Entries taken from a collection:
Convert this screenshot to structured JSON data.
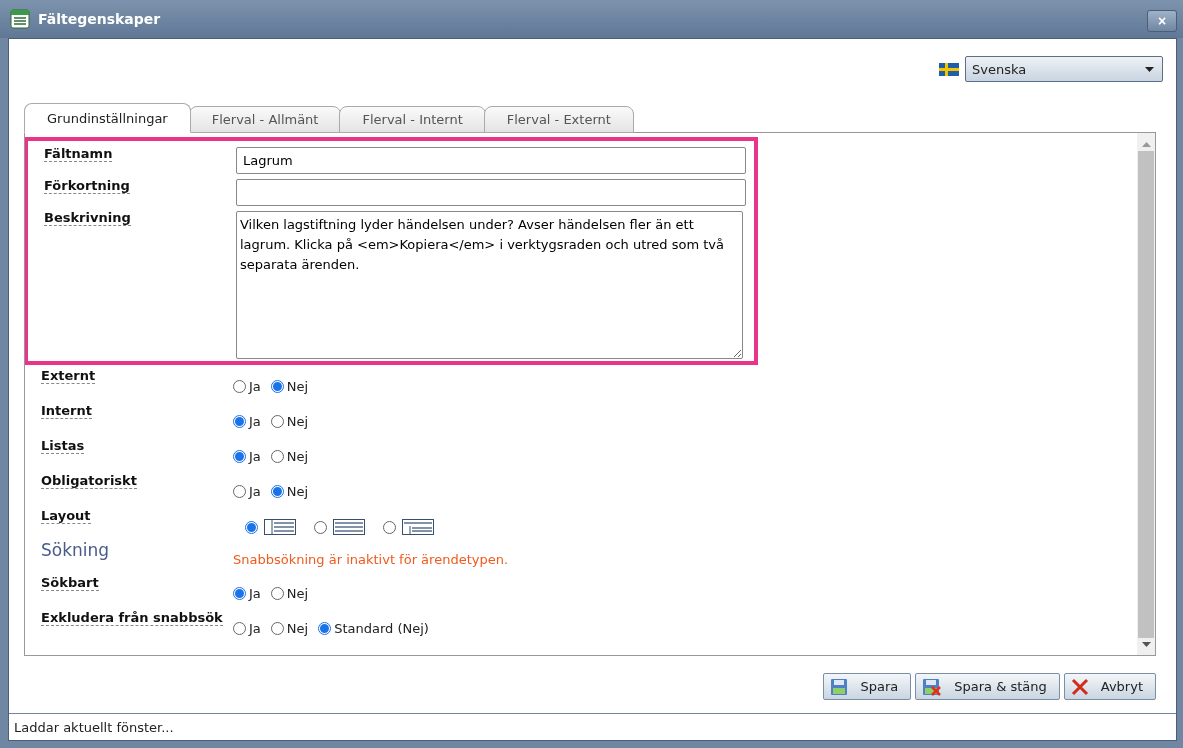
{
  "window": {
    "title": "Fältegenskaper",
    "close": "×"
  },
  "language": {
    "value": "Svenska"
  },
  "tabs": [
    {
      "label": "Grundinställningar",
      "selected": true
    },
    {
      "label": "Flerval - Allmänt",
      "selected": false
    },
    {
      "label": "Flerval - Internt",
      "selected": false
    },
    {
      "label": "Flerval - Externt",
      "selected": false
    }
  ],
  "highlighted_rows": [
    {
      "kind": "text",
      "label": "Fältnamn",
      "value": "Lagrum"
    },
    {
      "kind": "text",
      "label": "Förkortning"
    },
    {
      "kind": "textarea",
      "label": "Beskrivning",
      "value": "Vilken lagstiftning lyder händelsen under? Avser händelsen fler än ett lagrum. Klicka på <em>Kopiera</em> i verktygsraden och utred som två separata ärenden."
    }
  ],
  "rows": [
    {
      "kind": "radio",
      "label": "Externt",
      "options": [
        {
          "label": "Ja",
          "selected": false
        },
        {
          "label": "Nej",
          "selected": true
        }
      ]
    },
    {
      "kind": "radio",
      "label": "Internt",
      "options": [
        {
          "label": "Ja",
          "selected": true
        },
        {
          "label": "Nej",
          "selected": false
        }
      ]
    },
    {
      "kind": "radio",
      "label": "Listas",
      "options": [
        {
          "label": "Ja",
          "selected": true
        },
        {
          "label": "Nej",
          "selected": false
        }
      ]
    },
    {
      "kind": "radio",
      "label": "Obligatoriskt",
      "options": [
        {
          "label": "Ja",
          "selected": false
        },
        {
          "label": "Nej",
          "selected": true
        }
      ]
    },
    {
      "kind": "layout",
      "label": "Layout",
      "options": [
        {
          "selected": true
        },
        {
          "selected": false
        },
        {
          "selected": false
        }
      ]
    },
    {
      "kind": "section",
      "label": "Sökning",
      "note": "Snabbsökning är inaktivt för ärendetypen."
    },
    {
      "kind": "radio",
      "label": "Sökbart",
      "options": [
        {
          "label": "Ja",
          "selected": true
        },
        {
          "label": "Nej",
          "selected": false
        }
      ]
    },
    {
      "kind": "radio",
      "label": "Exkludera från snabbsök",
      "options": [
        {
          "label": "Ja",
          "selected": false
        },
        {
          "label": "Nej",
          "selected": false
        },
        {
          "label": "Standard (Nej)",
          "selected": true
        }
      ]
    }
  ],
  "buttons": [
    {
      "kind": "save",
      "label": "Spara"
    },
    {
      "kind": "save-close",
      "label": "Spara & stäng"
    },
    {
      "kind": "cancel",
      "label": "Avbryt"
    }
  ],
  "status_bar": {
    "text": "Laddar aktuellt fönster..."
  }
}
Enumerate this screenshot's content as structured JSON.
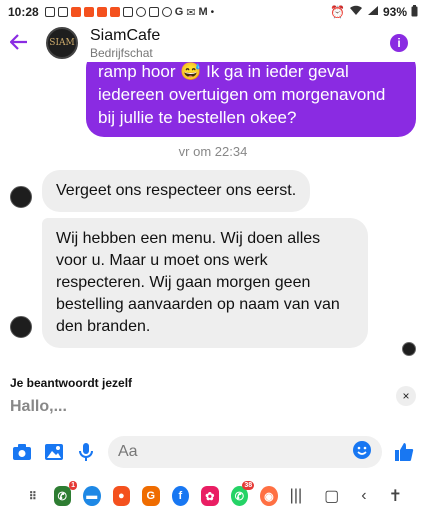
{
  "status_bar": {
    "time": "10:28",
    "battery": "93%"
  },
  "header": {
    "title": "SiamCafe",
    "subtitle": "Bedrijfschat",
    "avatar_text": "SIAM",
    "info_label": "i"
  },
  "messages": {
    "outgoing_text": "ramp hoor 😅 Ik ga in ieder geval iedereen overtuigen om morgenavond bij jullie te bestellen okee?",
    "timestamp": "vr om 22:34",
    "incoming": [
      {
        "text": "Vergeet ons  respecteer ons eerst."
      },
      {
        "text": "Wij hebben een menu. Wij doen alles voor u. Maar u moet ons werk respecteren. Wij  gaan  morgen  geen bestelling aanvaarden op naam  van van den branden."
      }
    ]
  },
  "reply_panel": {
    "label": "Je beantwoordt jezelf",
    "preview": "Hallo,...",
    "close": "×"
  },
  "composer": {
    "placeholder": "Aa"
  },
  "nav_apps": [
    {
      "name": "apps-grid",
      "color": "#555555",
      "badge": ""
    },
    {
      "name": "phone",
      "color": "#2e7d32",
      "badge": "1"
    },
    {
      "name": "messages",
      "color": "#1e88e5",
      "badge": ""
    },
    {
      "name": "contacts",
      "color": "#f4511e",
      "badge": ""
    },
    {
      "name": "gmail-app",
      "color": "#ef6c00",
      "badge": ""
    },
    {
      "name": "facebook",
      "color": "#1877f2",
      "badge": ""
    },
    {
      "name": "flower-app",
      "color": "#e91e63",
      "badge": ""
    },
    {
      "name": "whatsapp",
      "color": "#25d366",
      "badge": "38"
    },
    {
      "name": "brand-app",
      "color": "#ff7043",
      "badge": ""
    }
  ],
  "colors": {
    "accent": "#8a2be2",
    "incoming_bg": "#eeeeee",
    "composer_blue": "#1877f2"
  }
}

...

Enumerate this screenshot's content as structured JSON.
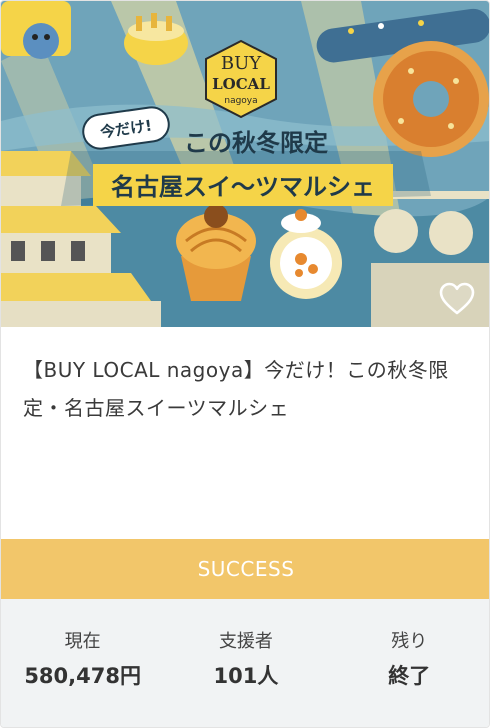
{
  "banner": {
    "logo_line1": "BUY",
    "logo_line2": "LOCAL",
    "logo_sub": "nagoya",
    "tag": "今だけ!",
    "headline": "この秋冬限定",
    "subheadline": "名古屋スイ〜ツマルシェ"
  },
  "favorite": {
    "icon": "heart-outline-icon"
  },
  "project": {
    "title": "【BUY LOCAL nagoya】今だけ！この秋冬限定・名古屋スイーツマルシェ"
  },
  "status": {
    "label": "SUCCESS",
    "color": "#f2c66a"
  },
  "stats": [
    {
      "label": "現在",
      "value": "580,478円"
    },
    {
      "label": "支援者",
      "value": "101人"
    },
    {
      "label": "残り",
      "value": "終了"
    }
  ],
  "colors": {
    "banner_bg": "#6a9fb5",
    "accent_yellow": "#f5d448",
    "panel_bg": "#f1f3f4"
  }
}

WHAT NEEDS TO BE DONE
Report each line in the data that holds the word "Flerval".

WRITTEN ANSWER
      "label": "Flerval - Allmänt",
      "label": "Flerval - Internt",
      "label": "Flerval - Externt",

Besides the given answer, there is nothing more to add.